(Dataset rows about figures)
--------------------------------------------------
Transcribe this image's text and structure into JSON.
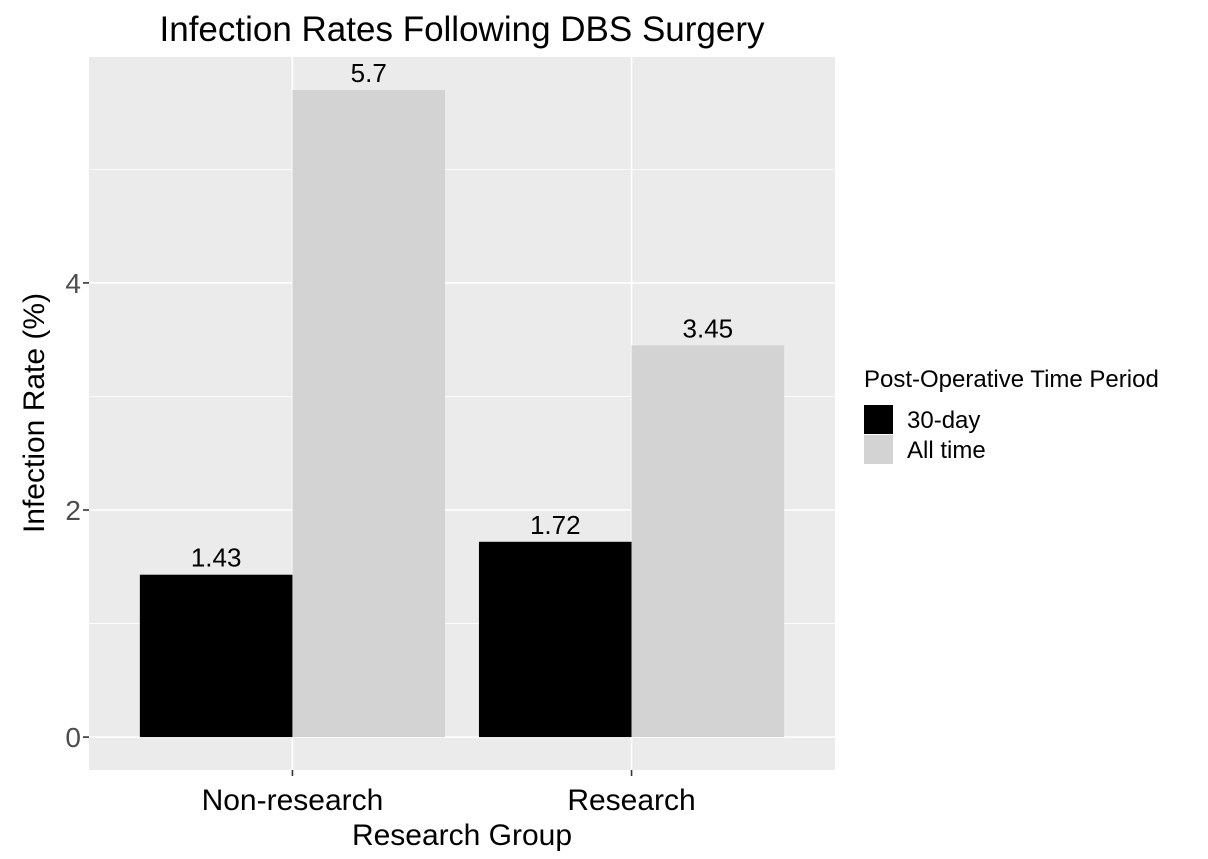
{
  "chart_data": {
    "type": "bar",
    "title": "Infection Rates Following DBS Surgery",
    "xlabel": "Research Group",
    "ylabel": "Infection Rate (%)",
    "categories": [
      "Non-research",
      "Research"
    ],
    "series": [
      {
        "name": "30-day",
        "values": [
          1.43,
          1.72
        ],
        "labels": [
          "1.43",
          "1.72"
        ],
        "color": "#000000"
      },
      {
        "name": "All time",
        "values": [
          5.7,
          3.45
        ],
        "labels": [
          "5.7",
          "3.45"
        ],
        "color": "#d3d3d3"
      }
    ],
    "yticks": [
      0,
      2,
      4
    ],
    "ytick_labels": [
      "0",
      "2",
      "4"
    ],
    "ylim": [
      -0.29,
      5.99
    ],
    "grid": true,
    "legend": {
      "title": "Post-Operative Time Period",
      "position": "right"
    },
    "panel_color": "#ebebeb",
    "grid_color": "#ffffff"
  }
}
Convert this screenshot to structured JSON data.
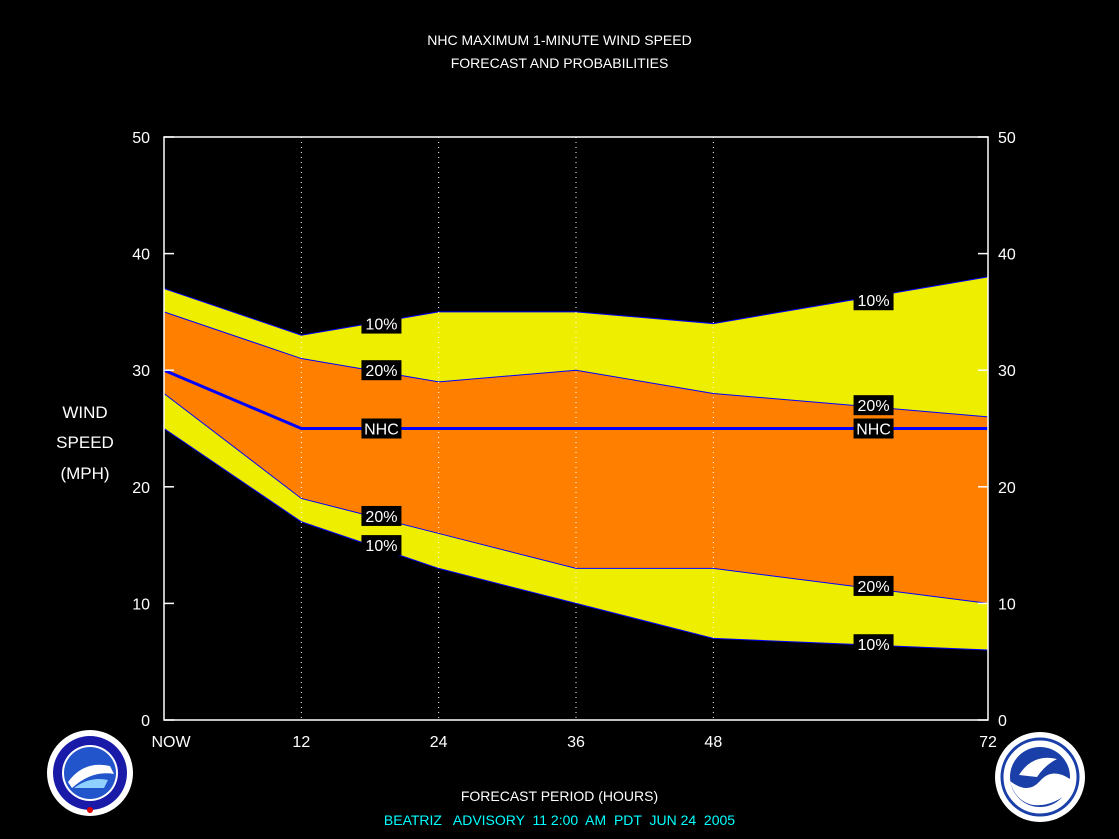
{
  "title": "NHC MAXIMUM 1-MINUTE WIND SPEED",
  "subtitle": "FORECAST AND PROBABILITIES",
  "ylabel_lines": [
    "WIND",
    "SPEED",
    "(MPH)"
  ],
  "xlabel": "FORECAST PERIOD (HOURS)",
  "footer": "BEATRIZ   ADVISORY  11 2:00  AM  PDT  JUN 24  2005",
  "colors": {
    "background": "#000000",
    "outer_band": "#eeee00",
    "inner_band": "#ff8000",
    "nhc_line": "#0000ff",
    "footer_text": "#00ffff",
    "axis": "#ffffff"
  },
  "logos": {
    "left_icon": "noaa-weather-service-seal",
    "right_icon": "noaa-logo"
  },
  "chart_data": {
    "type": "area",
    "x": [
      0,
      12,
      24,
      36,
      48,
      72
    ],
    "x_tick_labels": [
      "NOW",
      "12",
      "24",
      "36",
      "48",
      "72"
    ],
    "xlim": [
      0,
      72
    ],
    "ylim": [
      0,
      50
    ],
    "y_ticks": [
      0,
      10,
      20,
      30,
      40,
      50
    ],
    "grid": "vertical dotted at x ticks",
    "series": [
      {
        "name": "10%",
        "values": [
          37,
          33,
          35,
          35,
          34,
          38
        ]
      },
      {
        "name": "20%",
        "values": [
          35,
          31,
          29,
          30,
          28,
          26
        ]
      },
      {
        "name": "NHC",
        "values": [
          30,
          25,
          25,
          25,
          25,
          25
        ]
      },
      {
        "name": "20%",
        "values": [
          28,
          19,
          16,
          13,
          13,
          10
        ]
      },
      {
        "name": "10%",
        "values": [
          25,
          17,
          13,
          10,
          7,
          6
        ]
      }
    ],
    "labels": [
      {
        "text": "10%",
        "x": 19,
        "y": 34
      },
      {
        "text": "20%",
        "x": 19,
        "y": 30
      },
      {
        "text": "NHC",
        "x": 19,
        "y": 25
      },
      {
        "text": "20%",
        "x": 19,
        "y": 17.5
      },
      {
        "text": "10%",
        "x": 19,
        "y": 15
      },
      {
        "text": "10%",
        "x": 62,
        "y": 36
      },
      {
        "text": "20%",
        "x": 62,
        "y": 27
      },
      {
        "text": "NHC",
        "x": 62,
        "y": 25
      },
      {
        "text": "20%",
        "x": 62,
        "y": 11.5
      },
      {
        "text": "10%",
        "x": 62,
        "y": 6.5
      }
    ]
  }
}
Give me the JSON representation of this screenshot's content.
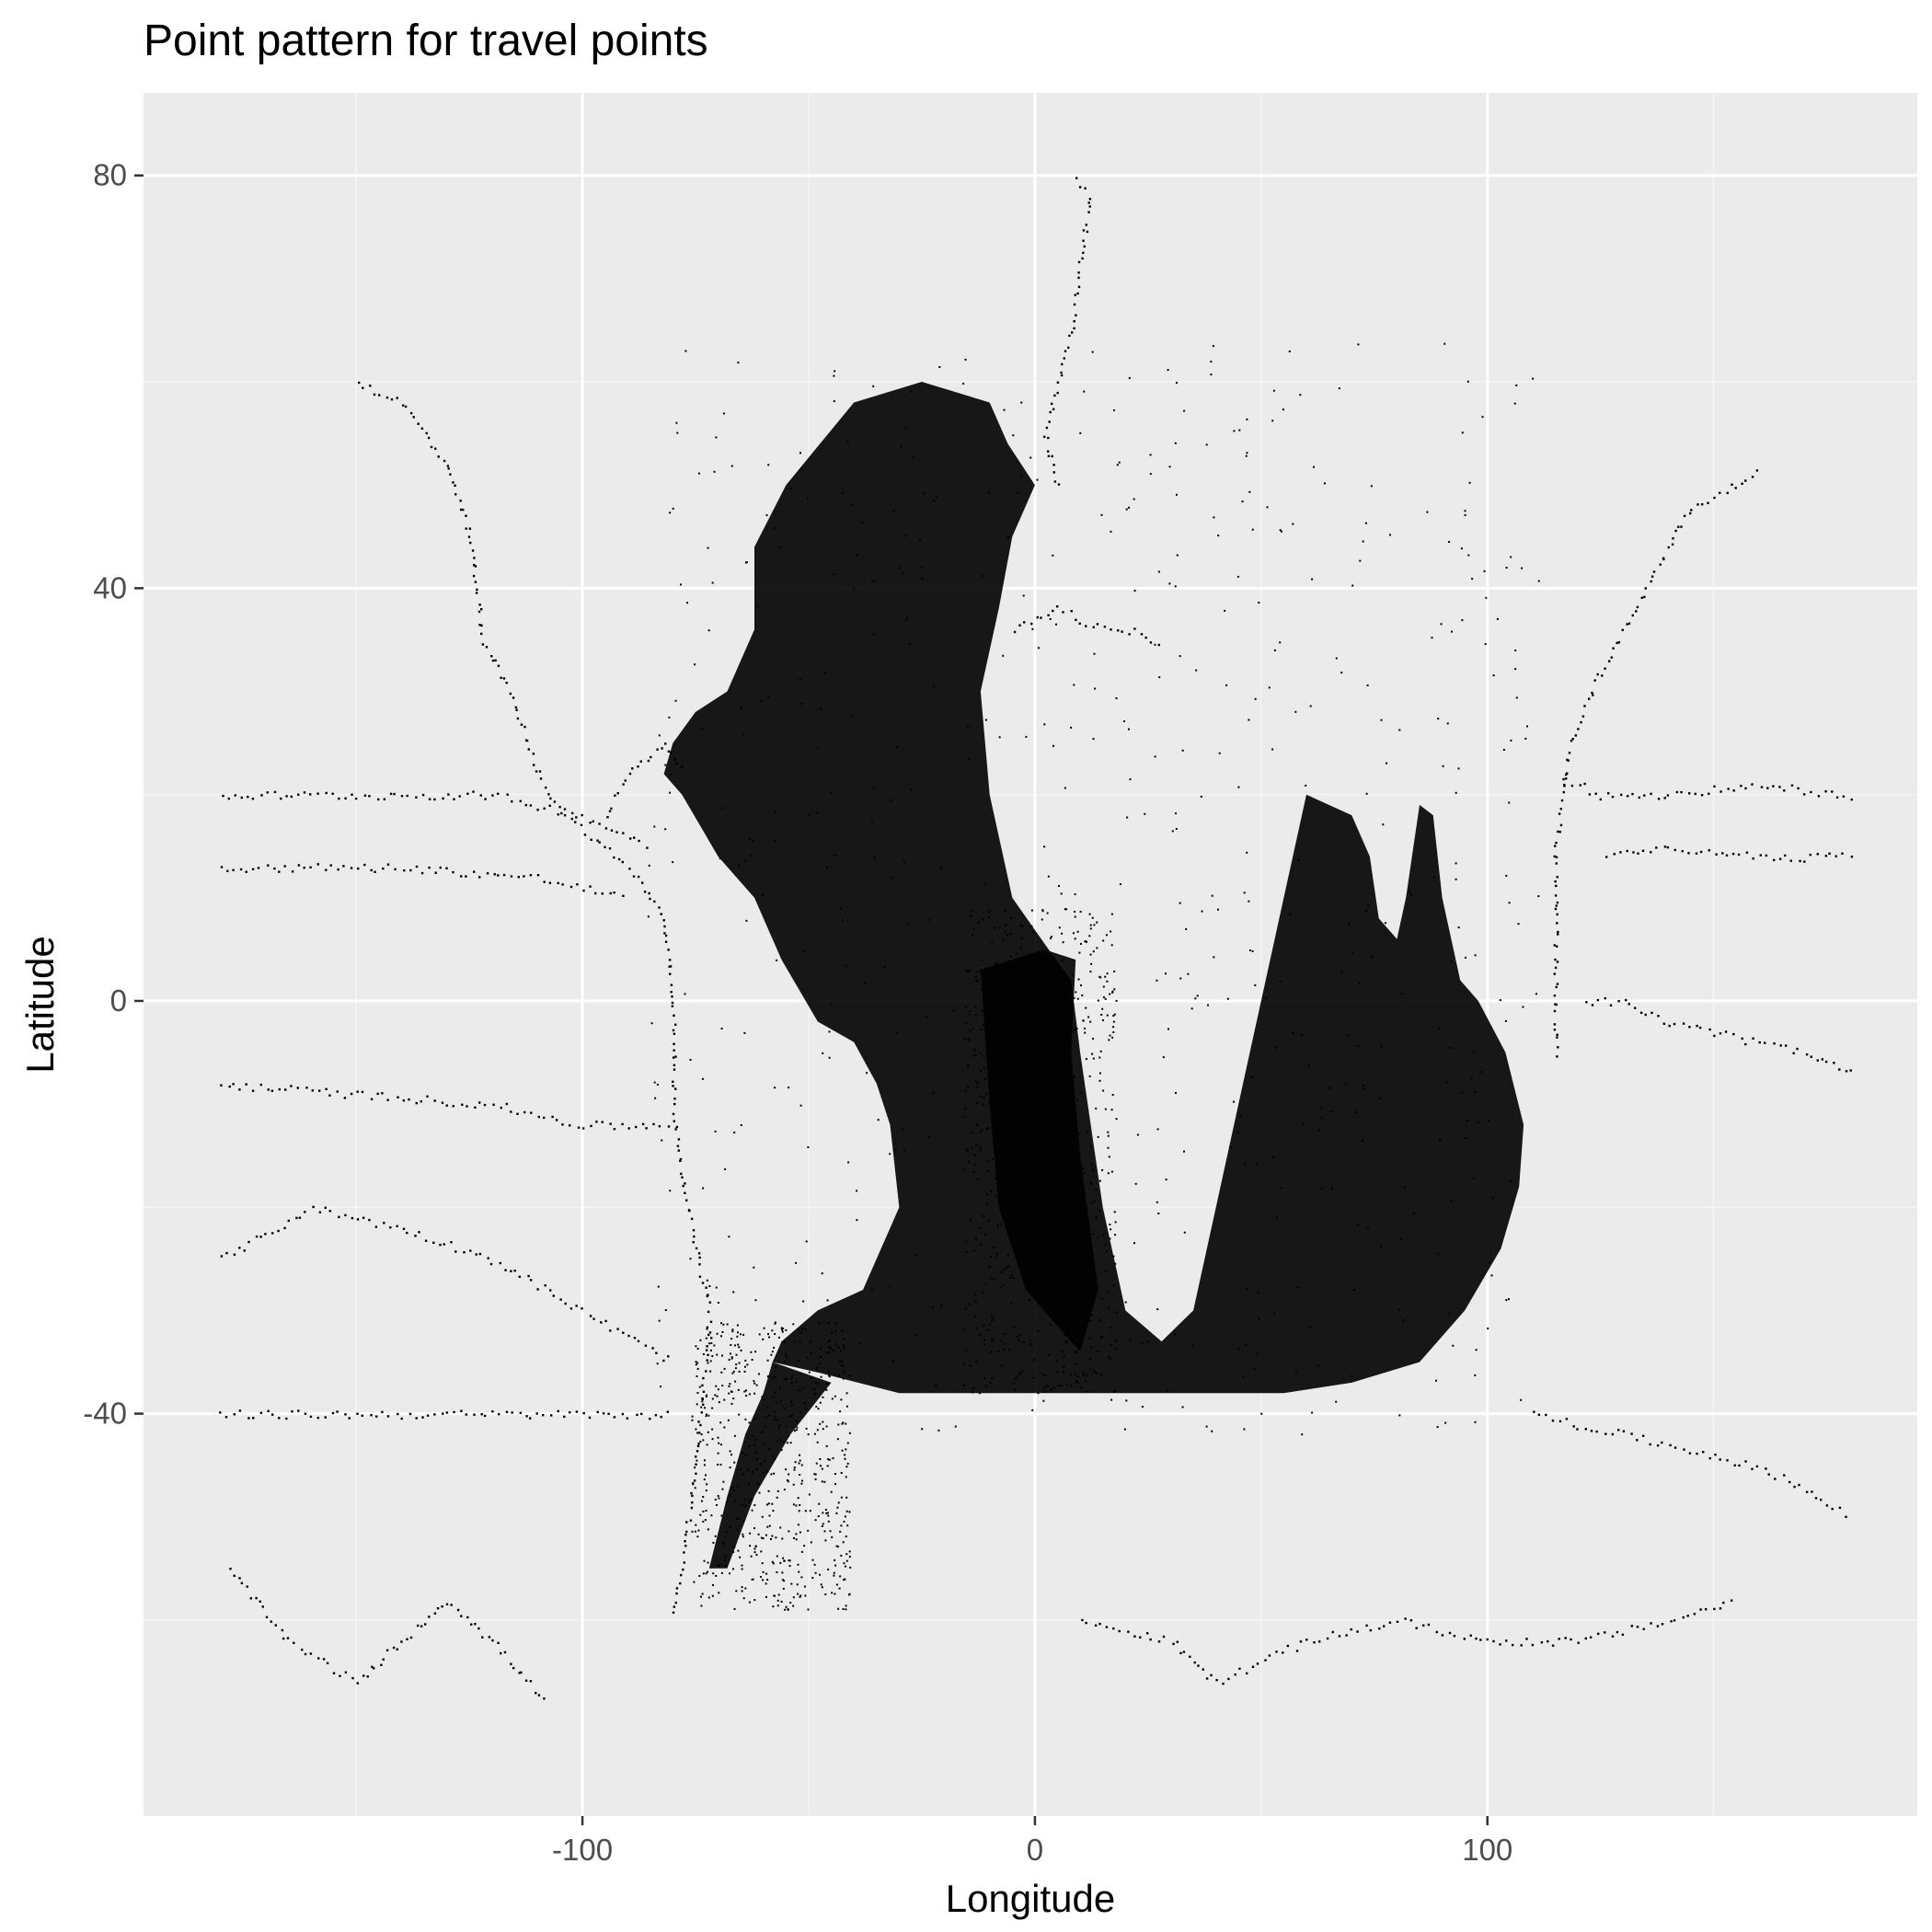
{
  "chart_data": {
    "type": "scatter",
    "title": "Point pattern for travel points",
    "xlabel": "Longitude",
    "ylabel": "Latitude",
    "xlim": [
      -197,
      195
    ],
    "ylim": [
      -79,
      88
    ],
    "x_major_ticks": [
      -100,
      0,
      100
    ],
    "x_minor_ticks": [
      -150,
      -50,
      50,
      150
    ],
    "y_major_ticks": [
      -40,
      0,
      40,
      80
    ],
    "y_minor_ticks": [
      -60,
      -20,
      20,
      60
    ],
    "x_tick_labels": [
      "-100",
      "0",
      "100"
    ],
    "y_tick_labels": [
      "-40",
      "0",
      "40",
      "80"
    ],
    "grid": true,
    "legend": "none",
    "colors": {
      "panel_background": "#ebebeb",
      "grid_major": "#ffffff",
      "grid_minor": "#f5f5f5",
      "point": "#000000",
      "tick_label": "#4d4d4d",
      "tick_mark": "#333333"
    },
    "dense_regions": [
      {
        "name": "north-atlantic",
        "polygon": [
          [
            -62,
            36
          ],
          [
            -68,
            30
          ],
          [
            -75,
            28
          ],
          [
            -80,
            25
          ],
          [
            -82,
            22
          ],
          [
            -78,
            20
          ],
          [
            -70,
            14
          ],
          [
            -62,
            10
          ],
          [
            -56,
            4
          ],
          [
            -48,
            -2
          ],
          [
            -40,
            -4
          ],
          [
            -35,
            -8
          ],
          [
            -32,
            -12
          ],
          [
            -30,
            -20
          ],
          [
            -38,
            -28
          ],
          [
            -48,
            -30
          ],
          [
            -56,
            -33
          ],
          [
            -58,
            -35
          ],
          [
            -48,
            -36
          ],
          [
            -30,
            -38
          ],
          [
            -10,
            -38
          ],
          [
            10,
            -38
          ],
          [
            22,
            -38
          ],
          [
            35,
            -38
          ],
          [
            55,
            -38
          ],
          [
            70,
            -37
          ],
          [
            85,
            -35
          ],
          [
            95,
            -30
          ],
          [
            103,
            -24
          ],
          [
            107,
            -18
          ],
          [
            108,
            -12
          ],
          [
            104,
            -5
          ],
          [
            98,
            0
          ],
          [
            94,
            2
          ],
          [
            90,
            10
          ],
          [
            88,
            18
          ],
          [
            85,
            19
          ],
          [
            82,
            10
          ],
          [
            80,
            6
          ],
          [
            76,
            8
          ],
          [
            74,
            14
          ],
          [
            70,
            18
          ],
          [
            60,
            20
          ],
          [
            55,
            10
          ],
          [
            50,
            0
          ],
          [
            45,
            -10
          ],
          [
            40,
            -20
          ],
          [
            35,
            -30
          ],
          [
            28,
            -33
          ],
          [
            20,
            -30
          ],
          [
            15,
            -20
          ],
          [
            10,
            -5
          ],
          [
            8,
            2
          ],
          [
            3,
            5
          ],
          [
            -5,
            10
          ],
          [
            -10,
            20
          ],
          [
            -12,
            30
          ],
          [
            -8,
            38
          ],
          [
            -5,
            45
          ],
          [
            0,
            50
          ],
          [
            -6,
            54
          ],
          [
            -10,
            58
          ],
          [
            -25,
            60
          ],
          [
            -40,
            58
          ],
          [
            -55,
            50
          ],
          [
            -62,
            44
          ]
        ]
      },
      {
        "name": "west-africa-bulge",
        "polygon": [
          [
            -12,
            3
          ],
          [
            -10,
            -10
          ],
          [
            -8,
            -20
          ],
          [
            -2,
            -28
          ],
          [
            10,
            -34
          ],
          [
            14,
            -28
          ],
          [
            10,
            -15
          ],
          [
            8,
            -5
          ],
          [
            9,
            4
          ],
          [
            2,
            5
          ],
          [
            -5,
            4
          ]
        ]
      },
      {
        "name": "south-america-coast",
        "polygon": [
          [
            -58,
            -35
          ],
          [
            -60,
            -38
          ],
          [
            -64,
            -42
          ],
          [
            -68,
            -48
          ],
          [
            -72,
            -55
          ],
          [
            -68,
            -55
          ],
          [
            -62,
            -48
          ],
          [
            -54,
            -42
          ],
          [
            -45,
            -37
          ]
        ]
      }
    ],
    "tracks": [
      {
        "name": "us-west-coast",
        "points": [
          [
            -150,
            60
          ],
          [
            -140,
            58
          ],
          [
            -130,
            52
          ],
          [
            -125,
            45
          ],
          [
            -122,
            35
          ],
          [
            -116,
            30
          ],
          [
            -110,
            22
          ],
          [
            -104,
            18
          ],
          [
            -95,
            15
          ],
          [
            -88,
            12
          ],
          [
            -82,
            8
          ],
          [
            -80,
            0
          ],
          [
            -80,
            -10
          ],
          [
            -77,
            -20
          ],
          [
            -72,
            -30
          ],
          [
            -74,
            -40
          ],
          [
            -76,
            -48
          ],
          [
            -80,
            -60
          ]
        ]
      },
      {
        "name": "pacific-equatorial",
        "points": [
          [
            -180,
            -8
          ],
          [
            -150,
            -9
          ],
          [
            -120,
            -10
          ],
          [
            -100,
            -12
          ],
          [
            -80,
            -12
          ]
        ]
      },
      {
        "name": "pacific-north",
        "points": [
          [
            -180,
            20
          ],
          [
            -150,
            20
          ],
          [
            -120,
            20
          ],
          [
            -100,
            18
          ],
          [
            -85,
            15
          ]
        ]
      },
      {
        "name": "pacific-13n",
        "points": [
          [
            -180,
            13
          ],
          [
            -140,
            13
          ],
          [
            -110,
            12
          ],
          [
            -90,
            10
          ]
        ]
      },
      {
        "name": "pacific-south",
        "points": [
          [
            -180,
            -40
          ],
          [
            -150,
            -40
          ],
          [
            -120,
            -40
          ],
          [
            -100,
            -40
          ],
          [
            -80,
            -40
          ]
        ]
      },
      {
        "name": "pacific-west-25s",
        "points": [
          [
            -180,
            -25
          ],
          [
            -160,
            -20
          ],
          [
            -140,
            -22
          ],
          [
            -120,
            -25
          ],
          [
            -100,
            -30
          ],
          [
            -80,
            -35
          ]
        ]
      },
      {
        "name": "pacific-southwest-loop",
        "points": [
          [
            -178,
            -55
          ],
          [
            -165,
            -62
          ],
          [
            -150,
            -66
          ],
          [
            -140,
            -62
          ],
          [
            -130,
            -58
          ],
          [
            -120,
            -62
          ],
          [
            -108,
            -68
          ]
        ]
      },
      {
        "name": "pacific-east",
        "points": [
          [
            180,
            -7
          ],
          [
            170,
            -5
          ],
          [
            160,
            -4
          ],
          [
            150,
            -3
          ],
          [
            140,
            -2
          ],
          [
            130,
            0
          ],
          [
            120,
            0
          ]
        ]
      },
      {
        "name": "pacific-east-20n",
        "points": [
          [
            180,
            20
          ],
          [
            160,
            21
          ],
          [
            140,
            20
          ],
          [
            125,
            20
          ],
          [
            115,
            22
          ]
        ]
      },
      {
        "name": "pacific-east-14n",
        "points": [
          [
            180,
            14
          ],
          [
            160,
            14
          ],
          [
            140,
            15
          ],
          [
            125,
            14
          ]
        ]
      },
      {
        "name": "asia-japan",
        "points": [
          [
            115,
            -5
          ],
          [
            115,
            5
          ],
          [
            115,
            15
          ],
          [
            118,
            25
          ],
          [
            125,
            32
          ],
          [
            135,
            40
          ],
          [
            145,
            48
          ],
          [
            155,
            50
          ],
          [
            160,
            52
          ]
        ]
      },
      {
        "name": "australia-south",
        "points": [
          [
            110,
            -40
          ],
          [
            130,
            -42
          ],
          [
            150,
            -44
          ],
          [
            165,
            -46
          ],
          [
            180,
            -50
          ]
        ]
      },
      {
        "name": "southern-ocean",
        "points": [
          [
            10,
            -60
          ],
          [
            30,
            -62
          ],
          [
            40,
            -66
          ],
          [
            60,
            -62
          ],
          [
            80,
            -60
          ],
          [
            100,
            -62
          ],
          [
            120,
            -62
          ],
          [
            140,
            -60
          ],
          [
            155,
            -58
          ]
        ]
      },
      {
        "name": "arctic-norway",
        "points": [
          [
            5,
            50
          ],
          [
            2,
            55
          ],
          [
            5,
            60
          ],
          [
            8,
            65
          ],
          [
            10,
            72
          ],
          [
            12,
            78
          ],
          [
            8,
            80
          ]
        ]
      },
      {
        "name": "mediterranean",
        "points": [
          [
            -5,
            36
          ],
          [
            5,
            38
          ],
          [
            15,
            36
          ],
          [
            22,
            36
          ],
          [
            28,
            34
          ]
        ]
      },
      {
        "name": "gulf-mexico",
        "points": [
          [
            -95,
            18
          ],
          [
            -90,
            22
          ],
          [
            -85,
            24
          ],
          [
            -82,
            25
          ],
          [
            -78,
            22
          ]
        ]
      }
    ]
  }
}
--------------------------------------------------
WHAT THE TASK REQUIRES
Scan the material above for the string "north" and report each line where you find it.

CORRECT RESPONSE
        "name": "north-atlantic",
        "name": "pacific-north",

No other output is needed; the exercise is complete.